##### Source document

December 27, 2014 at 18:21 #15235kimmazParticipantIf you zoom in, and set the gamespeed on normal, The trains do need 5-10 min irl to drive between stations. I haven’t tested to do big long routes across map yet, but I would imagine it must be almost a decade in-game time to travel across the map..
Maybe the scale of the models of trains and tracks should just be smaller, if everything on the map was half the size the map would look bigger, and trains would not seem to be driving in walking pace when it says its going in 100km/h 😀
December 27, 2014 at 18:46 #15240MikeParticipantCome on guys, it will be impossible to simulate on a scale 1:1, especially for transport simulation. Because in this case the speed of time will have to be linked to the speed of trains, and man, you’ll have to wait 1 hour and 25 minutes to bring the train from Brussels to Paris. You’ll be bored within minutes, starting to accelerate time, and believe me, you’ll consider current speed and scale quite efficient.
However the current flow of time could be slowed down 5-10 times, it’s really too fast indeed.December 27, 2014 at 19:11 #15248simonmdParticipantI agree with the OP about the fact that the performance is ridiculous. THE BIGGEST FLAW in this game is the fact it does not make use of hyperthreading, therefore, ALL multicore CPUs will have trouble handling it once you get anywhere near busy. Most of us cannot even dream of using the games ‘large’ map, never mind anything bigger!
However, this is also NOT Train Simulator and to expect realistic layouts is mad. Even on the largest map size, the real world would have one, maybe two branch or commuter lines, that’s it. We all stuff in several including multimillion dollar HST networks and it all works and makes a profit!
I did make a reasonable line on a medium map the other day, had 7 towns with only three of them being served by a HST line and the rest by a commuter line. Looked and worked great ……….. until the lag and drop in frames made it unusable.
December 27, 2014 at 19:29 #15251medopuParticipantcome on guys, i can barely make it 100 years of playing on a medium size map, having huge lags. And I have a recommended system requirements
The game would need to be rewritten up to bottom to support multi-core. And even if this happens, i doubt we’ll ever be able to play on anything more than a large map.
Stop having unrealistic dreams people.

##########

=== What is being asked ===
Repeat the part of the forum thread on train scale and game performance from "I did make a" to "a large map.".

##### Data listing

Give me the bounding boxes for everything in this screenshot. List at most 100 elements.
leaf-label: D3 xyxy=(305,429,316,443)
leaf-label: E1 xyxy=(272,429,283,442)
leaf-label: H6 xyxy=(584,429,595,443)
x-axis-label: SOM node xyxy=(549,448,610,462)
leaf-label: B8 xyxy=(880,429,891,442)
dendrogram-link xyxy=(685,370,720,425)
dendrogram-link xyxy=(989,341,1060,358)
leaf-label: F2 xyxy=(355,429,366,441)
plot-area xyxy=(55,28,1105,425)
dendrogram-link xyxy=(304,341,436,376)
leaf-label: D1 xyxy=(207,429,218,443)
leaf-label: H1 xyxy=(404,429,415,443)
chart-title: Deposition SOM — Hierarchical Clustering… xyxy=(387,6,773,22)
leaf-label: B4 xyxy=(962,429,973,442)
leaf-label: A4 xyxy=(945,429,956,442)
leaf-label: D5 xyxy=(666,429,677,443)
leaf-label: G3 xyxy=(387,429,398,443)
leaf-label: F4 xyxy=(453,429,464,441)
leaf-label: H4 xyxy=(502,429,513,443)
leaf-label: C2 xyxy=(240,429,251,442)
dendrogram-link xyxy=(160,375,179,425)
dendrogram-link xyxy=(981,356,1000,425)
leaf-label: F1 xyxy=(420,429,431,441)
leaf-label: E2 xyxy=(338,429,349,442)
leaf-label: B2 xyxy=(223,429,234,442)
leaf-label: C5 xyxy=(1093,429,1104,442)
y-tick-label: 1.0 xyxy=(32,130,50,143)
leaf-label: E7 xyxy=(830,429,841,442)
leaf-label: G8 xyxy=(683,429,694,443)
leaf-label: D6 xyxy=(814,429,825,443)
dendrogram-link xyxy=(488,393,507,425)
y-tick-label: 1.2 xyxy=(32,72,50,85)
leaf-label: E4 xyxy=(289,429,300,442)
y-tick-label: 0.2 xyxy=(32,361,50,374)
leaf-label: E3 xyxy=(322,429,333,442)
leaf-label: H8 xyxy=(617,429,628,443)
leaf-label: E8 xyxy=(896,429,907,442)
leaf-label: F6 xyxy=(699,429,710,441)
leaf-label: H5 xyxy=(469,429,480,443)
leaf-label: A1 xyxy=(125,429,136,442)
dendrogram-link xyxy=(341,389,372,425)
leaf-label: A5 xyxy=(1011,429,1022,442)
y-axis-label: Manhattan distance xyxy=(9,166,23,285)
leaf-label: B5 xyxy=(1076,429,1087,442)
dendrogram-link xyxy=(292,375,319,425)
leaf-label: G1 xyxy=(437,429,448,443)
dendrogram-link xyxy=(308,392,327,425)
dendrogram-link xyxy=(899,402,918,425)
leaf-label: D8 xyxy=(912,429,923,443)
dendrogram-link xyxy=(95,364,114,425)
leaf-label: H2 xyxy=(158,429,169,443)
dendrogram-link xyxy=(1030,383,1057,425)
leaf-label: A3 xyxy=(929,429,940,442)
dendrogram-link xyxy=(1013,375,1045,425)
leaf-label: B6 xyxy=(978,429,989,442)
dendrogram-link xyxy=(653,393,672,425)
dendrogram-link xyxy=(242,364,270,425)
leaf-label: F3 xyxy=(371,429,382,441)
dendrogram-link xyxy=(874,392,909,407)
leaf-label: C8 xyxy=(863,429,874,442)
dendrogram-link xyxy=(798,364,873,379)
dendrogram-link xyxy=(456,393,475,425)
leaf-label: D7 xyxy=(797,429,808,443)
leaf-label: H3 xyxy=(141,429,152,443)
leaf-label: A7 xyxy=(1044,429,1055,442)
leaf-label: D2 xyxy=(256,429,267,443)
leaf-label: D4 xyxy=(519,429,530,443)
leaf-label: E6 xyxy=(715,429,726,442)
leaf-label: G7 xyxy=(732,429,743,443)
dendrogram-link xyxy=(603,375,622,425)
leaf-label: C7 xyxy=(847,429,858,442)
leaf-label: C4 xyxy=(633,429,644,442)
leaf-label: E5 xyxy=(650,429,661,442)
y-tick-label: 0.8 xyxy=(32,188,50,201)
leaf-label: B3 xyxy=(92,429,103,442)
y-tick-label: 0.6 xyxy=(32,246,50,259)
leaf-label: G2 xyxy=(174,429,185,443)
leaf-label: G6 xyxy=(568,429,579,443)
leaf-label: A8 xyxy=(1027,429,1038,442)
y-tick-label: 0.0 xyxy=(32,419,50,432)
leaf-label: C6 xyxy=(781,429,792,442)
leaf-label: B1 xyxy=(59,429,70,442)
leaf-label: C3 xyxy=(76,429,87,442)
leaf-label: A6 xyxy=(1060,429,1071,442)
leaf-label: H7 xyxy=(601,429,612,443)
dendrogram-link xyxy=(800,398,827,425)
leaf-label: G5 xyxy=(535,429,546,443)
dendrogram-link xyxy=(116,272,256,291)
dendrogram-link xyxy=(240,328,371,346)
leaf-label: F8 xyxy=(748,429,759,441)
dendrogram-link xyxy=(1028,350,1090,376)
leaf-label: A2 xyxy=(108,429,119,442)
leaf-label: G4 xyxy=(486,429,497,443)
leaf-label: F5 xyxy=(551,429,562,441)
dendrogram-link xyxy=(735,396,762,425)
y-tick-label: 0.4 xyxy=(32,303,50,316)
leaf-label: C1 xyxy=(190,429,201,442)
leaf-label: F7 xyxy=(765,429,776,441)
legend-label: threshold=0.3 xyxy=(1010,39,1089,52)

##########

=== Result below ===
I did make a reasonable line on a medium map the other day, had 7 towns with only three of them being served by a HST line and the rest by a commuter line. Looked and worked great ……….. until the lag and drop in frames made it unusable.
December 27, 2014 at 19:29 #15251medopuParticipantcome on guys, i can barely make it 100 years of playing on a medium size map, having huge lags. And I have a recommended system requirements
The game would need to be rewritten up to bottom to support multi-core. And even if this happens, i doubt we’ll ever be able to play on anything more than a large map.